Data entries
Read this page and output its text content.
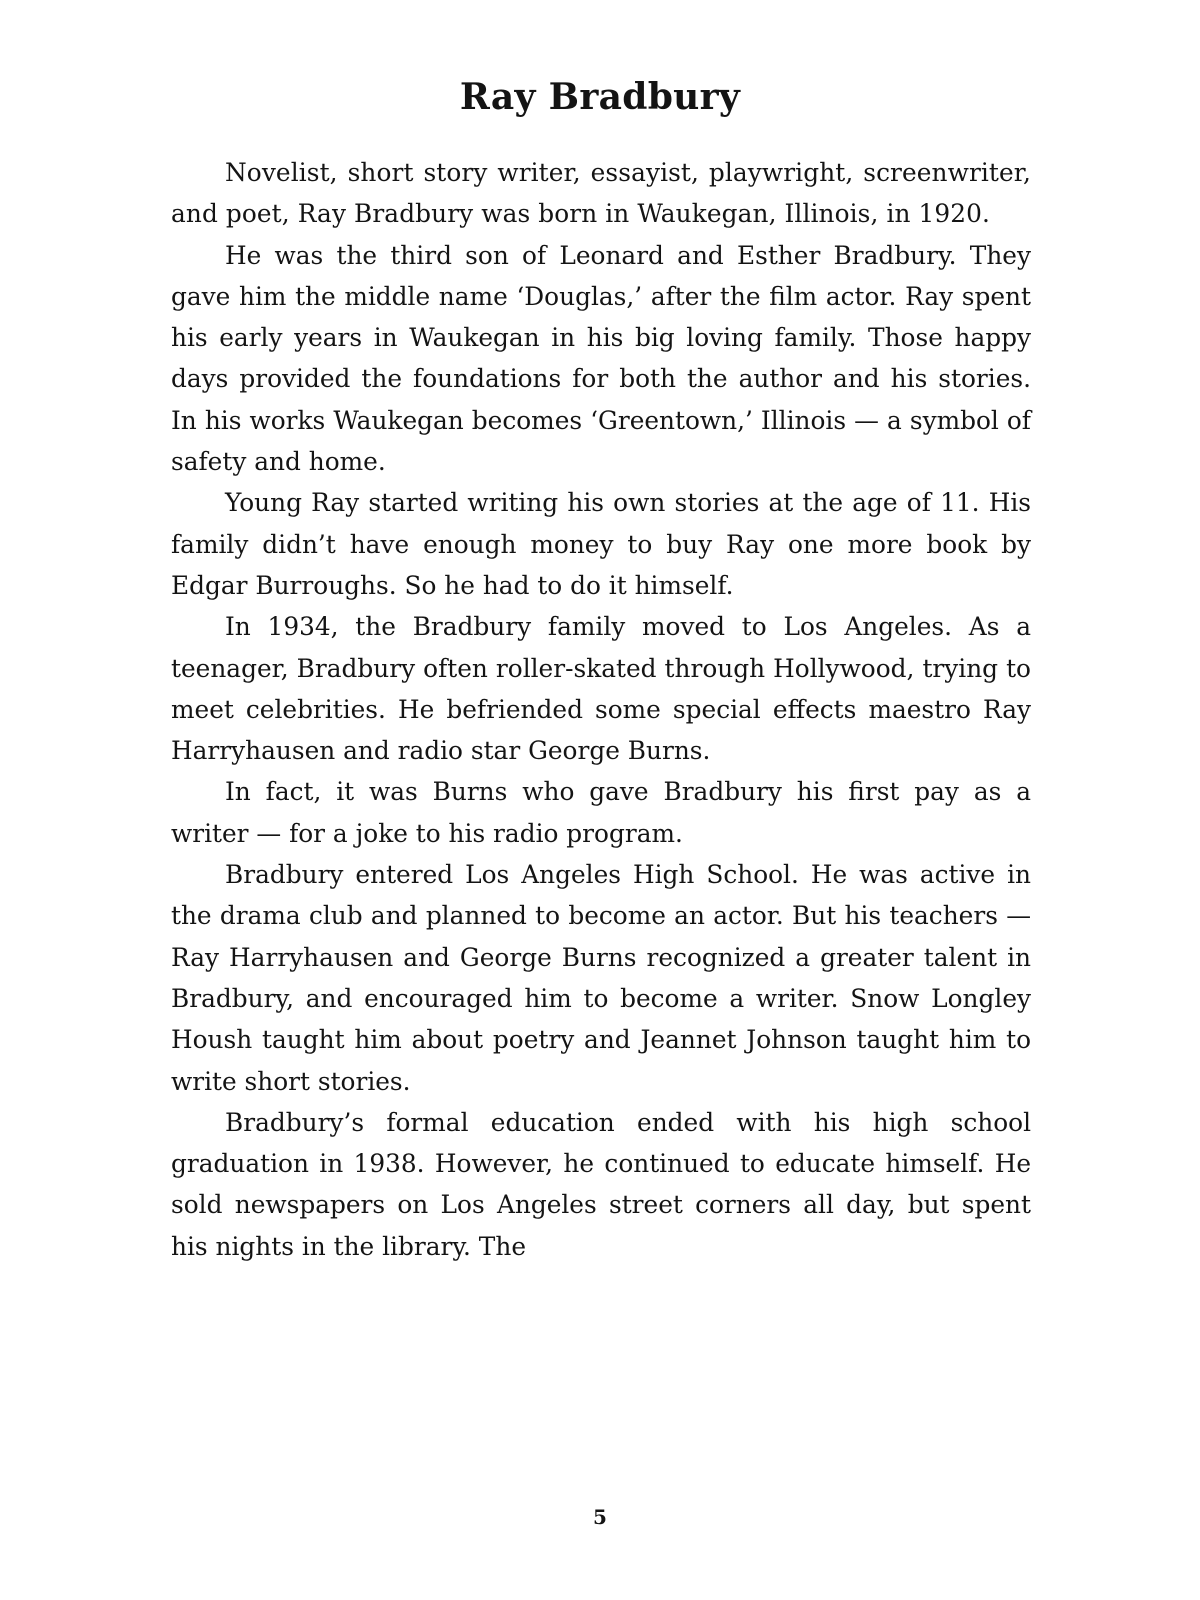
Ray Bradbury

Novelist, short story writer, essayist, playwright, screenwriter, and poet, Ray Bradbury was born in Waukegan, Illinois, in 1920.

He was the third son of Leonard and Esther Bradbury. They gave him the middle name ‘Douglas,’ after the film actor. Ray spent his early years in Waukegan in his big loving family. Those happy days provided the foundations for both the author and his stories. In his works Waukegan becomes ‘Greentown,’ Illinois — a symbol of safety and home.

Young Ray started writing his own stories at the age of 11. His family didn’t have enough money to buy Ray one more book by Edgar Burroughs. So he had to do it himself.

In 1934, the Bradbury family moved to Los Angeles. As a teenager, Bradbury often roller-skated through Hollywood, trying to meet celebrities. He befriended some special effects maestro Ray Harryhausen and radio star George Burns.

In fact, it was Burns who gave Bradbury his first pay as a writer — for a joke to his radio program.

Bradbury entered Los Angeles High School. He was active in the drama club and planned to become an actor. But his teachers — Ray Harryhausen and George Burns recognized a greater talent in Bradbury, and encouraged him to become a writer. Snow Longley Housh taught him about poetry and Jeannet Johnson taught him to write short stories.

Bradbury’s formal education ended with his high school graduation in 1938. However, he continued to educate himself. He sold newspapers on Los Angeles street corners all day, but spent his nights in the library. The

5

> **PROBLEM**
Which lines hold the word "himself"? Copy all of them.

> **OUTPUT**
Young Ray started writing his own stories at the age of 11. His family didn’t have enough money to buy Ray one more book by Edgar Burroughs. So he had to do it himself.
Bradbury’s formal education ended with his high school graduation in 1938. However, he continued to educate himself. He sold newspapers on Los Angeles street corners all day, but spent his nights in the library. The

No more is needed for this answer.